# WORK TO COMPLETE:
Note each line of the listing that contains the string "limits", and copy it.

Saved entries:
· · · · ·

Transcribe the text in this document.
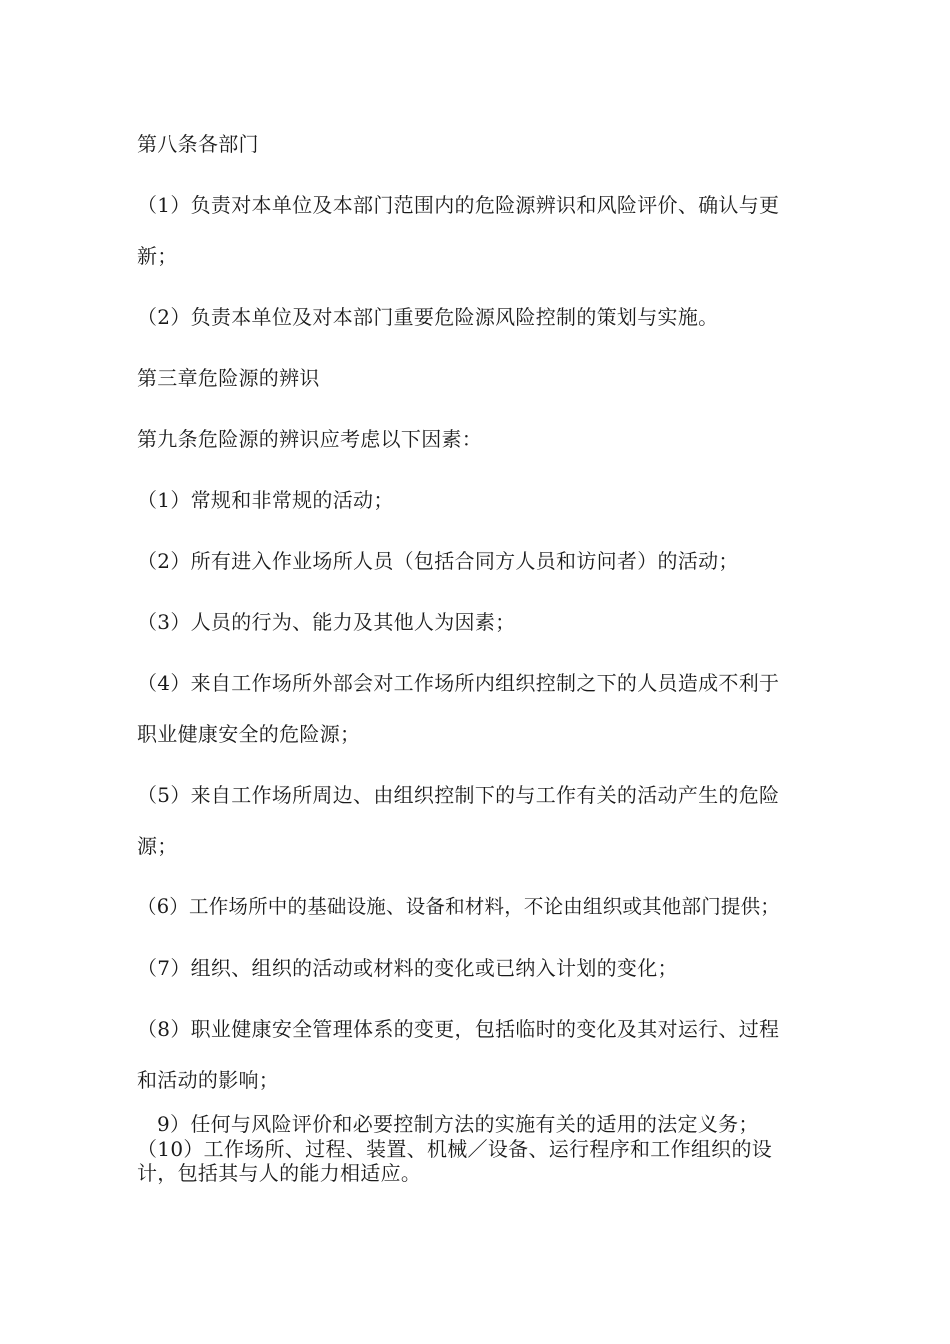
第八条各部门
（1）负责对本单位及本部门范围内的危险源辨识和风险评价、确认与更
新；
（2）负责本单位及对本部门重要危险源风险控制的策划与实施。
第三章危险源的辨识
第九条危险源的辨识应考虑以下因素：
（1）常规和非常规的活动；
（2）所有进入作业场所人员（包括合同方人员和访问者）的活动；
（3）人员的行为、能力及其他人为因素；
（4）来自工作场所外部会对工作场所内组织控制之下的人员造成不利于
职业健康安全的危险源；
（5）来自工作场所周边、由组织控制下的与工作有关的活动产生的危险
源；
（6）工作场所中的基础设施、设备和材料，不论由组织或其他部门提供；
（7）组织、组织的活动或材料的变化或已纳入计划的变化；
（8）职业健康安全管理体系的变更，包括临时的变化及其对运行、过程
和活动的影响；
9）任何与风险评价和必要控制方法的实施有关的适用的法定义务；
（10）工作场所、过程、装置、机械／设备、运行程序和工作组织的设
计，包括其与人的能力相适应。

· · · · ·

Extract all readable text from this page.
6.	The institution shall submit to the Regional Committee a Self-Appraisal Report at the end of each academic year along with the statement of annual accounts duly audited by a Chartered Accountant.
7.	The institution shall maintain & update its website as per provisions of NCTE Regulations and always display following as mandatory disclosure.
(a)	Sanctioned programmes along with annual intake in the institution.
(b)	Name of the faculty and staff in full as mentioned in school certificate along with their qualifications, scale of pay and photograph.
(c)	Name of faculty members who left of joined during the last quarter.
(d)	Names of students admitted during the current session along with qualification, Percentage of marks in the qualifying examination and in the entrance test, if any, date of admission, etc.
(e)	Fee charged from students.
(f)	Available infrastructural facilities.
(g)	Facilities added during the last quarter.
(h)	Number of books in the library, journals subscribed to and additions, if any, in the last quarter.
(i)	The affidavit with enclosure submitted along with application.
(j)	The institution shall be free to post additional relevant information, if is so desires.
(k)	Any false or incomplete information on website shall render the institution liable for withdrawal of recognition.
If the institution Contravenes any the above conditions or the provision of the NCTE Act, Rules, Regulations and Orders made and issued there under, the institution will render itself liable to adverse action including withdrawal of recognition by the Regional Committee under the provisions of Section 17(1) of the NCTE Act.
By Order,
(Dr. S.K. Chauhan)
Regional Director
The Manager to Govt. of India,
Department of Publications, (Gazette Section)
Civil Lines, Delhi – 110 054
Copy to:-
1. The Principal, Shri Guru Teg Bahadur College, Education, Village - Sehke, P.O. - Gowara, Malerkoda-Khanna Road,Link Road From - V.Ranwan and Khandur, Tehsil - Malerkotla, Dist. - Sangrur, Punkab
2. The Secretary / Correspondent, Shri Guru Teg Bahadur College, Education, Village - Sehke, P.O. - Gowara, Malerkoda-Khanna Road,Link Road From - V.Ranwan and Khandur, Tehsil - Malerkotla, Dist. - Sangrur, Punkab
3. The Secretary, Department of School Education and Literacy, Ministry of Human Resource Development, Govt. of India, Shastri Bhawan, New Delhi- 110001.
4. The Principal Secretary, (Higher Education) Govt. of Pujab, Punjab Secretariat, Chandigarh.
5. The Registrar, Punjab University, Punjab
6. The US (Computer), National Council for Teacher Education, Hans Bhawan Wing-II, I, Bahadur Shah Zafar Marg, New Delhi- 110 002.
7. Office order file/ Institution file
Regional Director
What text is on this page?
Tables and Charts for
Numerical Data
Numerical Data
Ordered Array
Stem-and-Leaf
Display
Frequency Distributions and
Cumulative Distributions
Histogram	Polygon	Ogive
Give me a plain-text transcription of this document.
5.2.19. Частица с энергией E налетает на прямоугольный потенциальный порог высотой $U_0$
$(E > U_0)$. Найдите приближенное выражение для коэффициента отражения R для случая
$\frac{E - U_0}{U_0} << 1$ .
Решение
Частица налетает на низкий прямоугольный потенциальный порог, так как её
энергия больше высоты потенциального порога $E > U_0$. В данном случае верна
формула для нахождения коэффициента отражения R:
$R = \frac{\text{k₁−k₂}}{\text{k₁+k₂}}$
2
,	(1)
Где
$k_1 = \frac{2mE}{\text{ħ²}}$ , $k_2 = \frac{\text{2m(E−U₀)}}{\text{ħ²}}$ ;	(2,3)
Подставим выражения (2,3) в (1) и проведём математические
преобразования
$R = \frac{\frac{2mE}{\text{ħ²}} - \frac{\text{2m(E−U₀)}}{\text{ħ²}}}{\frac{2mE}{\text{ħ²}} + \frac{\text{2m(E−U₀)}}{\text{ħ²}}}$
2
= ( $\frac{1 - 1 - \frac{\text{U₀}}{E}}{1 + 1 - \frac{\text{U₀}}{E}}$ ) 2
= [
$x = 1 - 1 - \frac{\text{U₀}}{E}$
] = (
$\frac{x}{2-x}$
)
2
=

· · · · ·

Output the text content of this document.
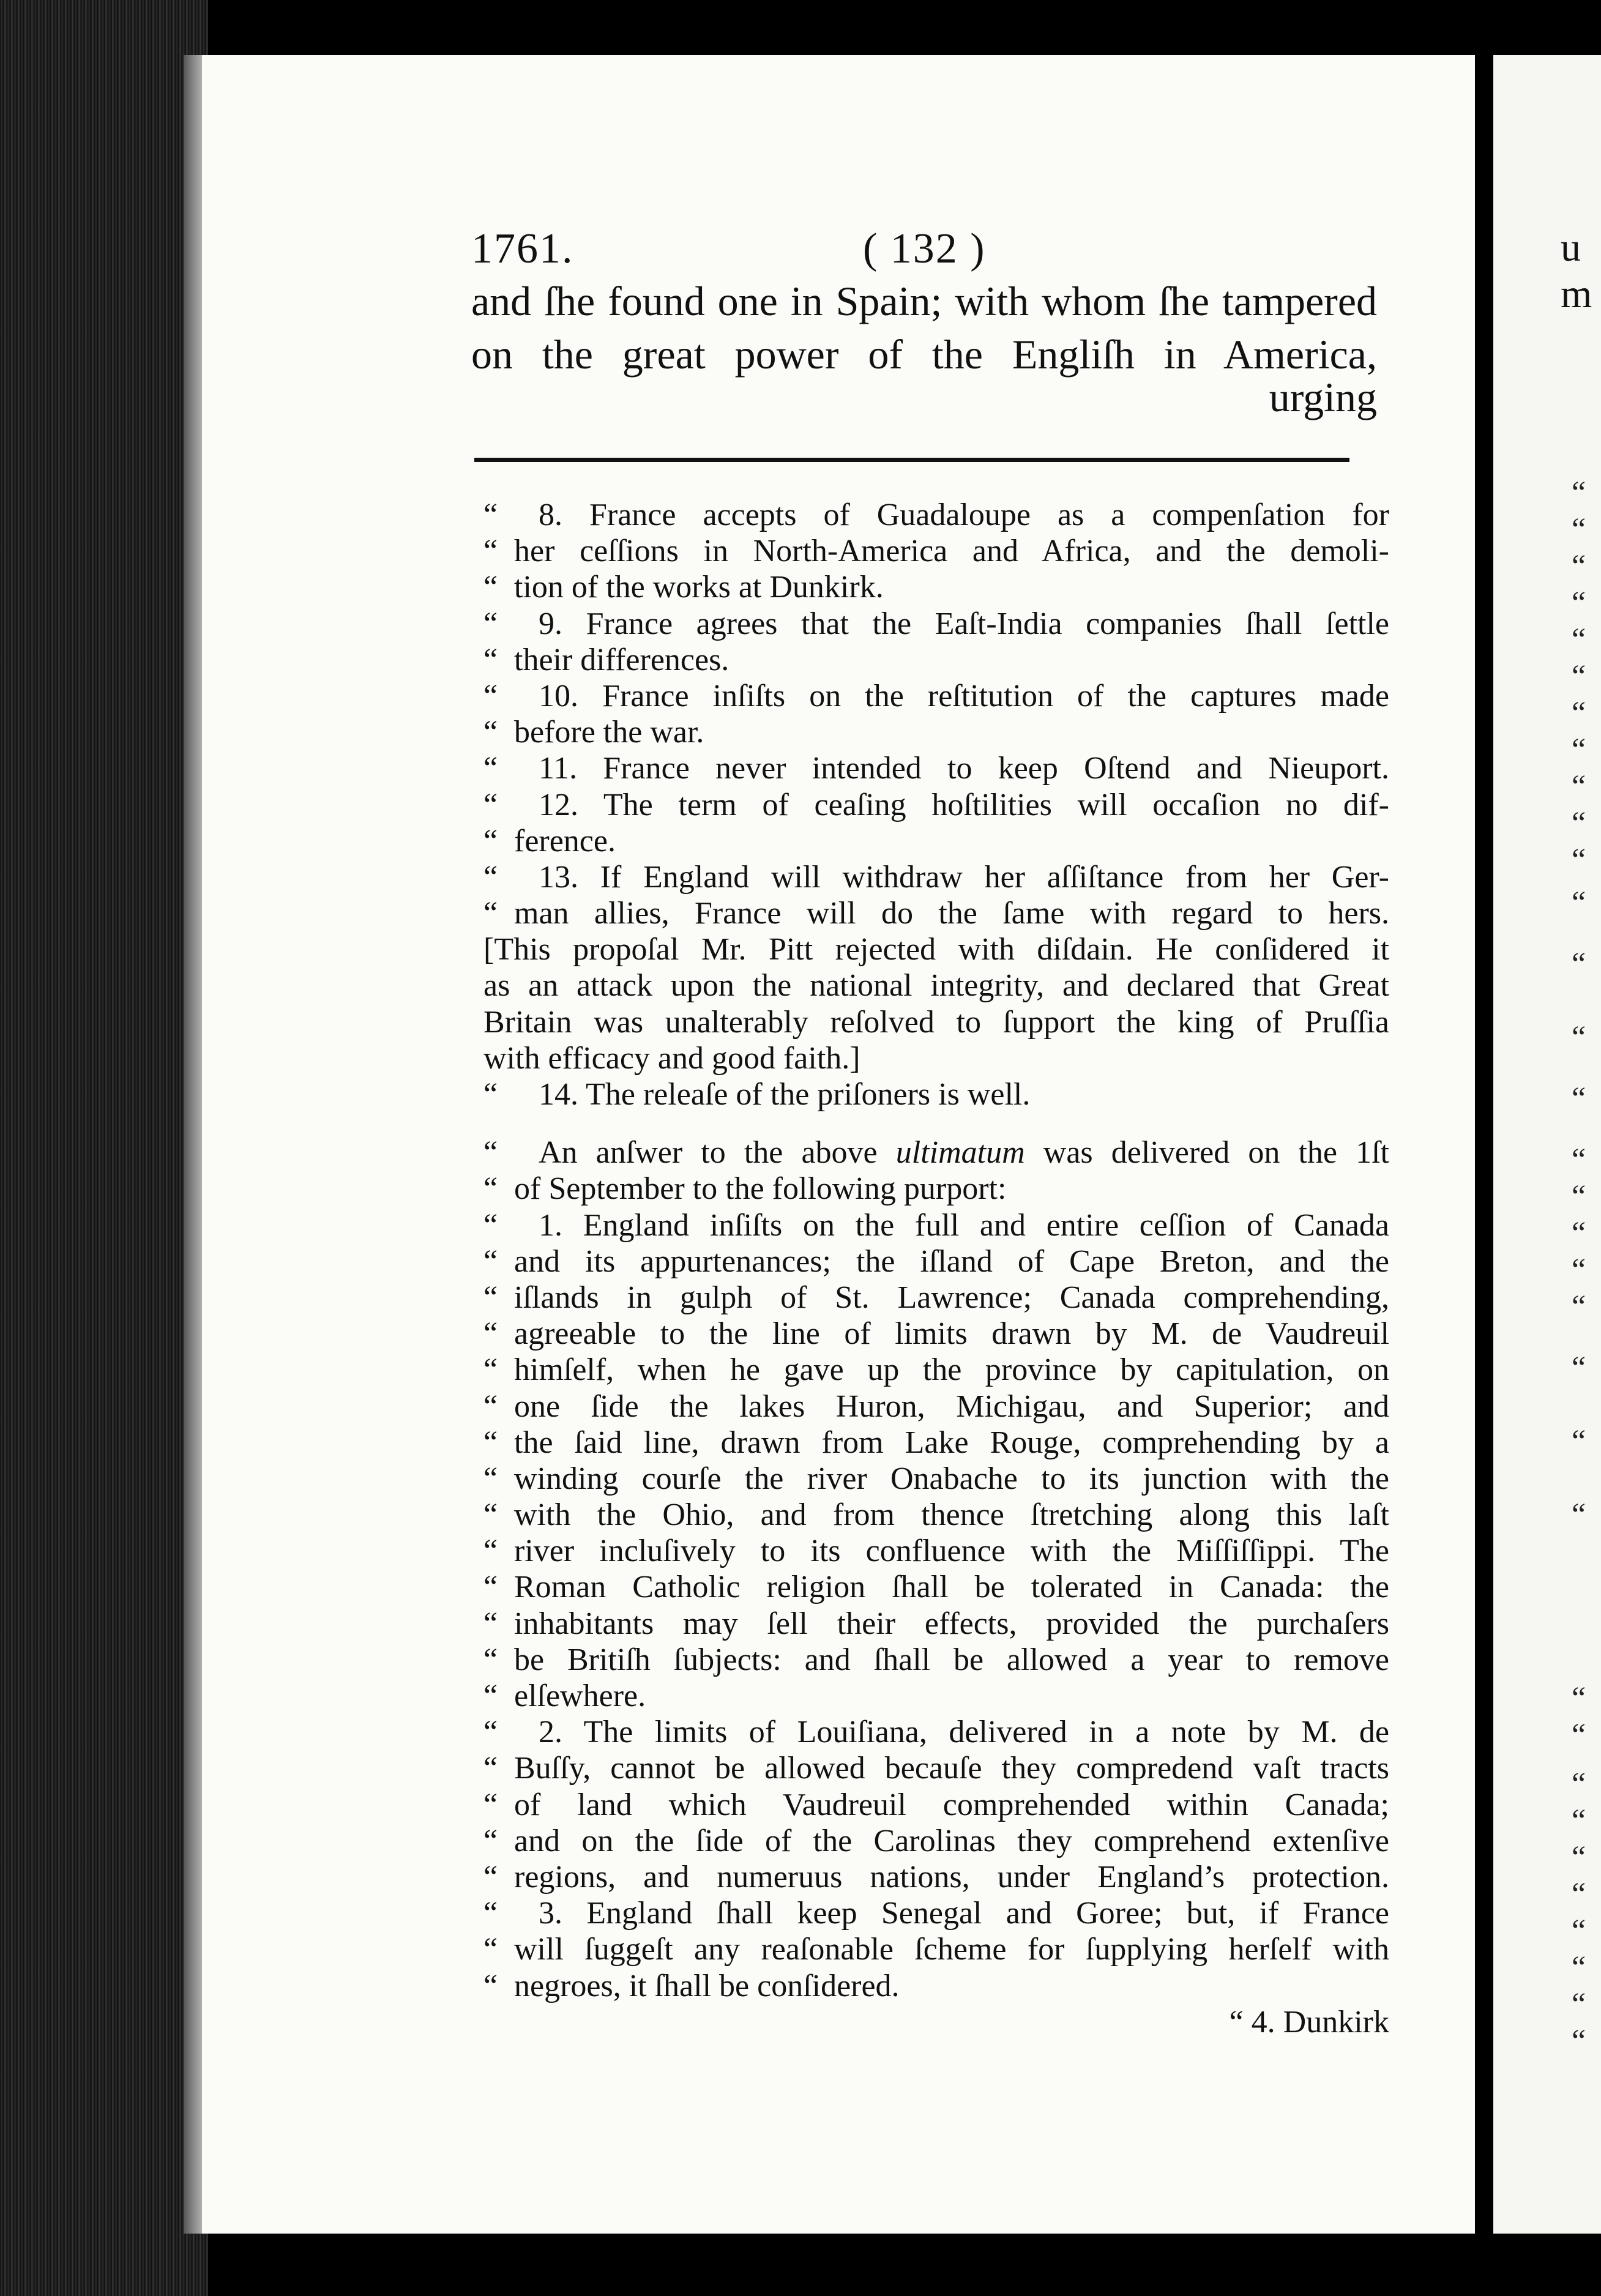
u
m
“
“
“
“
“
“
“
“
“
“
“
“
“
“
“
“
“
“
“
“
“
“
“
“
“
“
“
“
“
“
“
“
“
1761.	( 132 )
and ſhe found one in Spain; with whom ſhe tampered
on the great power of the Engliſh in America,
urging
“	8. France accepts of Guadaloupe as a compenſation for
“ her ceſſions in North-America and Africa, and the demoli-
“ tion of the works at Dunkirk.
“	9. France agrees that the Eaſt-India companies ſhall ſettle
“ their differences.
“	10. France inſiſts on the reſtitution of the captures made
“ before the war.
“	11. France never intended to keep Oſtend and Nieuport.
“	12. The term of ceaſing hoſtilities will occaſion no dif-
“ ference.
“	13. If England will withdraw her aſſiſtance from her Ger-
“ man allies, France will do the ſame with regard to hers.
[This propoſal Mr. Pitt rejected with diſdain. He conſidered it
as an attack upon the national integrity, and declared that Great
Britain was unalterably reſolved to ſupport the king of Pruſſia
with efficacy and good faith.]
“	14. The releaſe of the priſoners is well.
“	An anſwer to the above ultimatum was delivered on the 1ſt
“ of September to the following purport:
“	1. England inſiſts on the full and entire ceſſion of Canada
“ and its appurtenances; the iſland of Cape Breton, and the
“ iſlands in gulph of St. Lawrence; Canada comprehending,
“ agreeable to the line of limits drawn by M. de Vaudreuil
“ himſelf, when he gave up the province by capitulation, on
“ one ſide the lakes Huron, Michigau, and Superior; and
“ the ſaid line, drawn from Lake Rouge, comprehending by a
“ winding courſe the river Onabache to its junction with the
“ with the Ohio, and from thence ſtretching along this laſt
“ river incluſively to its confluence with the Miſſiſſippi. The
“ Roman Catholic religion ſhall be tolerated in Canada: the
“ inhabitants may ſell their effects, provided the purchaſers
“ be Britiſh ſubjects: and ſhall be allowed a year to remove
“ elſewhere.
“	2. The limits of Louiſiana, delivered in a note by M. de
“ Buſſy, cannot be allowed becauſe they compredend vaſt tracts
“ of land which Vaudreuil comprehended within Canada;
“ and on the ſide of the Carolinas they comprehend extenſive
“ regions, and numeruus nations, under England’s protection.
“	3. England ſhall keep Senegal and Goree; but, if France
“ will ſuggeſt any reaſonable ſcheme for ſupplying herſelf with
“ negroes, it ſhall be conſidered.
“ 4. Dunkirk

· · · · ·

# SOLUTION TO THIS PROBLEM:
“ agreeable to the line of limits drawn by M. de Vaudreuil
“	2. The limits of Louiſiana, delivered in a note by M. de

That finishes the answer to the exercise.